Chart and figure data
______________________________
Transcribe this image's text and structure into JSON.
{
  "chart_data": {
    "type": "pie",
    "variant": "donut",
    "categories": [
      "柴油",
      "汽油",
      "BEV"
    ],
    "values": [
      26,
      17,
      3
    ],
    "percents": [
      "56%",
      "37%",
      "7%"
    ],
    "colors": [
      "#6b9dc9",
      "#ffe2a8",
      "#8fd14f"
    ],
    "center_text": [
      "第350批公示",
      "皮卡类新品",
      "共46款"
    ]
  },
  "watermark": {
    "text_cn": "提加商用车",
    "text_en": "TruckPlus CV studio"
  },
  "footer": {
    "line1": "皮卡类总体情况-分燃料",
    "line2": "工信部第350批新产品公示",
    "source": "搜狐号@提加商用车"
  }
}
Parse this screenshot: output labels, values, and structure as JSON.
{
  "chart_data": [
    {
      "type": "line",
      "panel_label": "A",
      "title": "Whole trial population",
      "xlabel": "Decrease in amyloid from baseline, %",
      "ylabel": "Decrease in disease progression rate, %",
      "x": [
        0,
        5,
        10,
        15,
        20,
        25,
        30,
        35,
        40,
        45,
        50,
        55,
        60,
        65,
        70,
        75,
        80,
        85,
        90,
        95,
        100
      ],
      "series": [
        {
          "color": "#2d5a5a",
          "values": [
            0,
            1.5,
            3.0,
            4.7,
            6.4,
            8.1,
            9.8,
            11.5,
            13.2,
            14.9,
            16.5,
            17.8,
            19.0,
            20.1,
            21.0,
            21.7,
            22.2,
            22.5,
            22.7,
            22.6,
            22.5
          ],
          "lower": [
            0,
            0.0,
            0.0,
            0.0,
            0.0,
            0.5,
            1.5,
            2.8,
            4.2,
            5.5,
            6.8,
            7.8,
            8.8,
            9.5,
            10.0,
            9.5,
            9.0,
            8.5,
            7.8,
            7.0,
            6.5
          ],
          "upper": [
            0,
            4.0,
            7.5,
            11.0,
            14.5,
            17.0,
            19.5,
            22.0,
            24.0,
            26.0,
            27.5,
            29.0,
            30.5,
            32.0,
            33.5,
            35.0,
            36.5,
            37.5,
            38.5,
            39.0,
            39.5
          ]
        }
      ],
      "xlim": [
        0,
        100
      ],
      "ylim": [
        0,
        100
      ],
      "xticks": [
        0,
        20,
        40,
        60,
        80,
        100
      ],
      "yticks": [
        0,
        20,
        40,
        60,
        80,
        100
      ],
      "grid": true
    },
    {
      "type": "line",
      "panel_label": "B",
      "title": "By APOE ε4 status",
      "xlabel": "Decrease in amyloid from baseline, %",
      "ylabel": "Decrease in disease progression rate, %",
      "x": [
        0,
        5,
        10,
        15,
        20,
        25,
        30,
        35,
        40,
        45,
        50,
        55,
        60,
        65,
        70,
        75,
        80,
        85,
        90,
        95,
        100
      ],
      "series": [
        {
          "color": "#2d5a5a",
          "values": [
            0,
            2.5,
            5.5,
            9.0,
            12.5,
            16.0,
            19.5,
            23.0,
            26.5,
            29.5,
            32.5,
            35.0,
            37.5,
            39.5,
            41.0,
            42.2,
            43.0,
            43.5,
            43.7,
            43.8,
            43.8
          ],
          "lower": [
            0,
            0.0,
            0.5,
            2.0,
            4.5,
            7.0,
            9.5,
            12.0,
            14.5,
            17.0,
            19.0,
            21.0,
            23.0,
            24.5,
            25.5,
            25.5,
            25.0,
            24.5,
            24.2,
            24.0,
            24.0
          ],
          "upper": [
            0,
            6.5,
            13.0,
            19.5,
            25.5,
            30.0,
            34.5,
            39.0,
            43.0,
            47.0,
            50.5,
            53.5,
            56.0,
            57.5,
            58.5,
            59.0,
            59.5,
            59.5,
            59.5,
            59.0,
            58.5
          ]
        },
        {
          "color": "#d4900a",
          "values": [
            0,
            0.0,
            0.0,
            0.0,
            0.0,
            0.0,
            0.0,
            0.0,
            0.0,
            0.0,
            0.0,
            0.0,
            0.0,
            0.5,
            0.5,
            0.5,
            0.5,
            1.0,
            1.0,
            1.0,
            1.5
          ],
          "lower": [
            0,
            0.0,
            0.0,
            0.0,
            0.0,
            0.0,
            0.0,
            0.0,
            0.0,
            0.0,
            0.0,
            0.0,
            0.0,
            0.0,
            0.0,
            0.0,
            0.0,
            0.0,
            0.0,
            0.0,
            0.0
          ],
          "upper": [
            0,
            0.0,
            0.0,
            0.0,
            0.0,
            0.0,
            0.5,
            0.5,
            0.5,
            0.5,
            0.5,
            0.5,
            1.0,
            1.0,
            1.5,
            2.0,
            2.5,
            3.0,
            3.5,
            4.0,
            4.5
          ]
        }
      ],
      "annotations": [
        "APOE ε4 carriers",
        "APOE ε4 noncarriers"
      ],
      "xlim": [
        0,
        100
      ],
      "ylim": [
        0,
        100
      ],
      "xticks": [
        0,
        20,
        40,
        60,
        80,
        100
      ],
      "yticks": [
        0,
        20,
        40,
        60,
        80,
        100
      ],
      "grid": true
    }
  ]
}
______________________________
Requirement
Print every entry exactly as it appears.

Result of this task
Transcribe this image's text and structure into JSON.
{
  "chart_data": {
    "type": "pie",
    "variant": "donut",
    "categories": [
      "柴油",
      "汽油",
      "BEV"
    ],
    "values": [
      26,
      17,
      3
    ],
    "percents": [
      "56%",
      "37%",
      "7%"
    ],
    "colors": [
      "#6b9dc9",
      "#ffe2a8",
      "#8fd14f"
    ],
    "center_text": [
      "第350批公示",
      "皮卡类新品",
      "共46款"
    ]
  },
  "watermark": {
    "text_cn": "提加商用车",
    "text_en": "TruckPlus CV studio"
  },
  "footer": {
    "line1": "皮卡类总体情况-分燃料",
    "line2": "工信部第350批新产品公示",
    "source": "搜狐号@提加商用车"
  }
}
Parse this screenshot: output labels, values, and structure as JSON.
{
  "chart_data": [
    {
      "type": "line",
      "panel_label": "A",
      "title": "Whole trial population",
      "xlabel": "Decrease in amyloid from baseline, %",
      "ylabel": "Decrease in disease progression rate, %",
      "x": [
        0,
        5,
        10,
        15,
        20,
        25,
        30,
        35,
        40,
        45,
        50,
        55,
        60,
        65,
        70,
        75,
        80,
        85,
        90,
        95,
        100
      ],
      "series": [
        {
          "color": "#2d5a5a",
          "values": [
            0,
            1.5,
            3.0,
            4.7,
            6.4,
            8.1,
            9.8,
            11.5,
            13.2,
            14.9,
            16.5,
            17.8,
            19.0,
            20.1,
            21.0,
            21.7,
            22.2,
            22.5,
            22.7,
            22.6,
            22.5
          ],
          "lower": [
            0,
            0.0,
            0.0,
            0.0,
            0.0,
            0.5,
            1.5,
            2.8,
            4.2,
            5.5,
            6.8,
            7.8,
            8.8,
            9.5,
            10.0,
            9.5,
            9.0,
            8.5,
            7.8,
            7.0,
            6.5
          ],
          "upper": [
            0,
            4.0,
            7.5,
            11.0,
            14.5,
            17.0,
            19.5,
            22.0,
            24.0,
            26.0,
            27.5,
            29.0,
            30.5,
            32.0,
            33.5,
            35.0,
            36.5,
            37.5,
            38.5,
            39.0,
            39.5
          ]
        }
      ],
      "xlim": [
        0,
        100
      ],
      "ylim": [
        0,
        100
      ],
      "xticks": [
        0,
        20,
        40,
        60,
        80,
        100
      ],
      "yticks": [
        0,
        20,
        40,
        60,
        80,
        100
      ],
      "grid": true
    },
    {
      "type": "line",
      "panel_label": "B",
      "title": "By APOE ε4 status",
      "xlabel": "Decrease in amyloid from baseline, %",
      "ylabel": "Decrease in disease progression rate, %",
      "x": [
        0,
        5,
        10,
        15,
        20,
        25,
        30,
        35,
        40,
        45,
        50,
        55,
        60,
        65,
        70,
        75,
        80,
        85,
        90,
        95,
        100
      ],
      "series": [
        {
          "color": "#2d5a5a",
          "values": [
            0,
            2.5,
            5.5,
            9.0,
            12.5,
            16.0,
            19.5,
            23.0,
            26.5,
            29.5,
            32.5,
            35.0,
            37.5,
            39.5,
            41.0,
            42.2,
            43.0,
            43.5,
            43.7,
            43.8,
            43.8
          ],
          "lower": [
            0,
            0.0,
            0.5,
            2.0,
            4.5,
            7.0,
            9.5,
            12.0,
            14.5,
            17.0,
            19.0,
            21.0,
            23.0,
            24.5,
            25.5,
            25.5,
            25.0,
            24.5,
            24.2,
            24.0,
            24.0
          ],
          "upper": [
            0,
            6.5,
            13.0,
            19.5,
            25.5,
            30.0,
            34.5,
            39.0,
            43.0,
            47.0,
            50.5,
            53.5,
            56.0,
            57.5,
            58.5,
            59.0,
            59.5,
            59.5,
            59.5,
            59.0,
            58.5
          ]
        },
        {
          "color": "#d4900a",
          "values": [
            0,
            0.0,
            0.0,
            0.0,
            0.0,
            0.0,
            0.0,
            0.0,
            0.0,
            0.0,
            0.0,
            0.0,
            0.0,
            0.5,
            0.5,
            0.5,
            0.5,
            1.0,
            1.0,
            1.0,
            1.5
          ],
          "lower": [
            0,
            0.0,
            0.0,
            0.0,
            0.0,
            0.0,
            0.0,
            0.0,
            0.0,
            0.0,
            0.0,
            0.0,
            0.0,
            0.0,
            0.0,
            0.0,
            0.0,
            0.0,
            0.0,
            0.0,
            0.0
          ],
          "upper": [
            0,
            0.0,
            0.0,
            0.0,
            0.0,
            0.0,
            0.5,
            0.5,
            0.5,
            0.5,
            0.5,
            0.5,
            1.0,
            1.0,
            1.5,
            2.0,
            2.5,
            3.0,
            3.5,
            4.0,
            4.5
          ]
        }
      ],
      "annotations": [
        "APOE ε4 carriers",
        "APOE ε4 noncarriers"
      ],
      "xlim": [
        0,
        100
      ],
      "ylim": [
        0,
        100
      ],
      "xticks": [
        0,
        20,
        40,
        60,
        80,
        100
      ],
      "yticks": [
        0,
        20,
        40,
        60,
        80,
        100
      ],
      "grid": true
    }
  ]
}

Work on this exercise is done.